→ **Problem to work on**
Look through the material below. Copy each line that contains the string "MELCs".

→ **Exercise input**
┌──

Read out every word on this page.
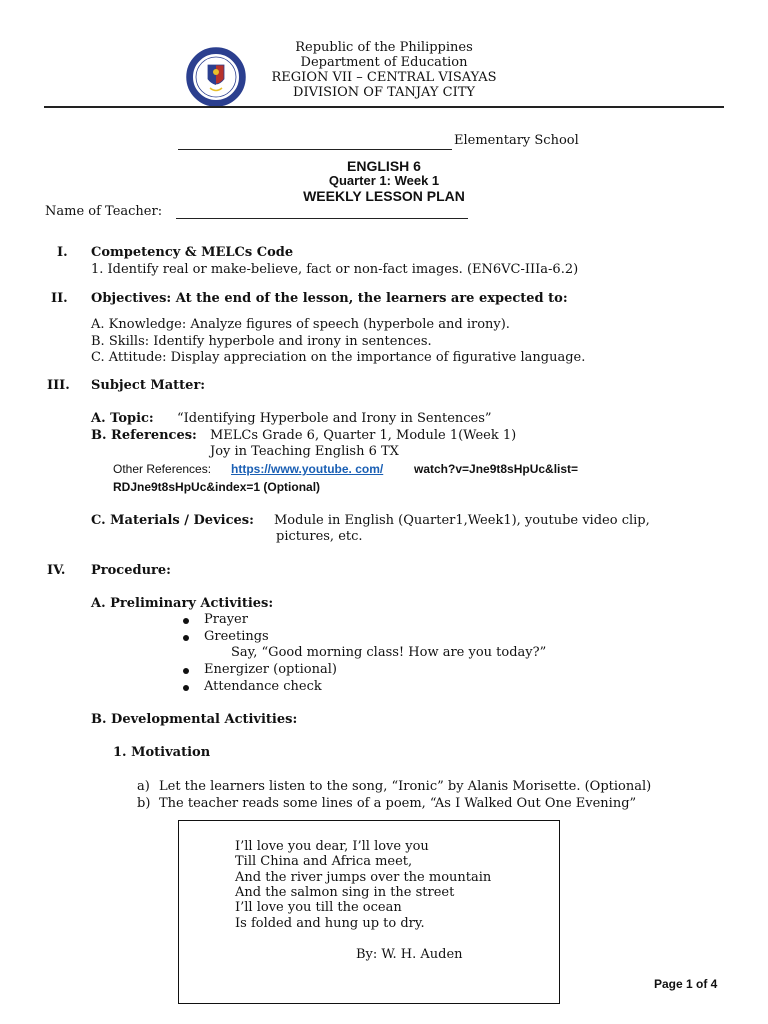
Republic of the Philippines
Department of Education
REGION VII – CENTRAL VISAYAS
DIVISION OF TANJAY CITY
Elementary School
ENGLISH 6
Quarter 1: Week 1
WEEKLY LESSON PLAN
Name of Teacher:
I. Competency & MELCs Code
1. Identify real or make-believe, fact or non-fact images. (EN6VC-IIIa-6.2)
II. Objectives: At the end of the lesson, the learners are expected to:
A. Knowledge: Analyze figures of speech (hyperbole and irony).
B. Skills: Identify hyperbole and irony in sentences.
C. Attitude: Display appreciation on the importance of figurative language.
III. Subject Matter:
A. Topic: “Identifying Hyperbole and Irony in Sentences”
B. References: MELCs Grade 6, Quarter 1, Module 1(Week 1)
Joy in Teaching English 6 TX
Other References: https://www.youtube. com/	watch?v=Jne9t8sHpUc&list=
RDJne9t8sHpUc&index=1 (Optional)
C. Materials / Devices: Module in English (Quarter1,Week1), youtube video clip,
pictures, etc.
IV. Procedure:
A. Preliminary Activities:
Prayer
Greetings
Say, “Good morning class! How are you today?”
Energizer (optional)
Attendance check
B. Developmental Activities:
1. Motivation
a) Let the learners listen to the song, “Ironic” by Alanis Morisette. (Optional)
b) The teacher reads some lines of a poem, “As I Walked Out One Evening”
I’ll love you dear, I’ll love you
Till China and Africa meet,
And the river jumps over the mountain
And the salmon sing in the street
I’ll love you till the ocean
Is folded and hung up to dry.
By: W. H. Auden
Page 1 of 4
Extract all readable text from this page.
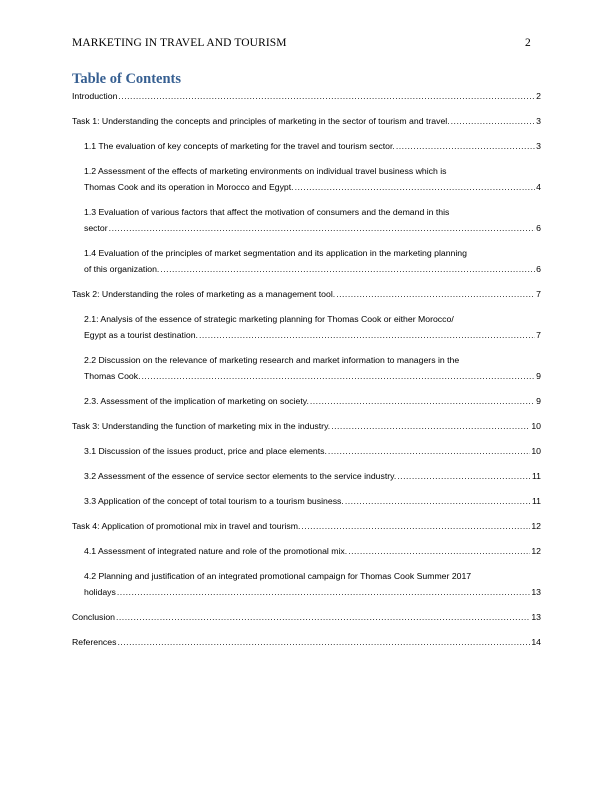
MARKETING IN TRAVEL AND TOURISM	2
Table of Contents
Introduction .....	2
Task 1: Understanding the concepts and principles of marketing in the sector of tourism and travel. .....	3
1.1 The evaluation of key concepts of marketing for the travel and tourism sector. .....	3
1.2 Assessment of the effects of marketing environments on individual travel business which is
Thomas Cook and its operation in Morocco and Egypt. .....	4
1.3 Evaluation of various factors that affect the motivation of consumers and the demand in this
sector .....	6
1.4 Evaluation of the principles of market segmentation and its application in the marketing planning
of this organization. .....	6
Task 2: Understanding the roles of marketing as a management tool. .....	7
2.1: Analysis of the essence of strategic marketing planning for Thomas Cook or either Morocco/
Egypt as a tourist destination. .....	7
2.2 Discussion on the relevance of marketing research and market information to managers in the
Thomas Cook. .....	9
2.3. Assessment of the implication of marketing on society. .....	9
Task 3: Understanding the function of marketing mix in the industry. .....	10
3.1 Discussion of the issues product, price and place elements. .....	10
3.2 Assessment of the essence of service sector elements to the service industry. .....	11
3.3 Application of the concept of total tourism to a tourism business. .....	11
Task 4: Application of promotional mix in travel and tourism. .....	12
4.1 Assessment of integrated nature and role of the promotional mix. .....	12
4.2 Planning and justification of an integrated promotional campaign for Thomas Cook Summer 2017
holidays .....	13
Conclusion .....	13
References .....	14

└──
┌──

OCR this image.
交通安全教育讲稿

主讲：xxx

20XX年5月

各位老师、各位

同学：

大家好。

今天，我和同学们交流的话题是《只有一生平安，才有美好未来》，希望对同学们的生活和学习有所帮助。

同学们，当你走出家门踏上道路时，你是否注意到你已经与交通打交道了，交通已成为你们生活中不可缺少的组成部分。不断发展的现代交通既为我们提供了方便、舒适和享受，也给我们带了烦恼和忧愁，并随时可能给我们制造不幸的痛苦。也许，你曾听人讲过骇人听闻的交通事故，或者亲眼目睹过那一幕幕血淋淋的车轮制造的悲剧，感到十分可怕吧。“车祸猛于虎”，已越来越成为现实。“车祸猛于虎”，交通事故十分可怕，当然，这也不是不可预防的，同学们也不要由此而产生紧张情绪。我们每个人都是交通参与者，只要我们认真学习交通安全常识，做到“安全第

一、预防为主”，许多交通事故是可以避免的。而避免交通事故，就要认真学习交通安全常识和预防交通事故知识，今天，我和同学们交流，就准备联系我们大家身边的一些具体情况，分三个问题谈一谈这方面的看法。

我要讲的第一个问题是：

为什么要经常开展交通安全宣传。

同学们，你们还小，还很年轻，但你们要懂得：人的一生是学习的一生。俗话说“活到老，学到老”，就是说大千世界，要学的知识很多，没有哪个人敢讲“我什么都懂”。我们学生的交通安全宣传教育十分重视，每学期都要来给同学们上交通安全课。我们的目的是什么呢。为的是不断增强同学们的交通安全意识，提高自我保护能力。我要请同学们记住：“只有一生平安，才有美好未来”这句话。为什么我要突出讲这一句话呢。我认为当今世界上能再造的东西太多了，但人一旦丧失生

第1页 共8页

└──

→ **Result for this exercise**
I. Competency & MELCs Code
B. References: MELCs Grade 6, Quarter 1, Module 1(Week 1)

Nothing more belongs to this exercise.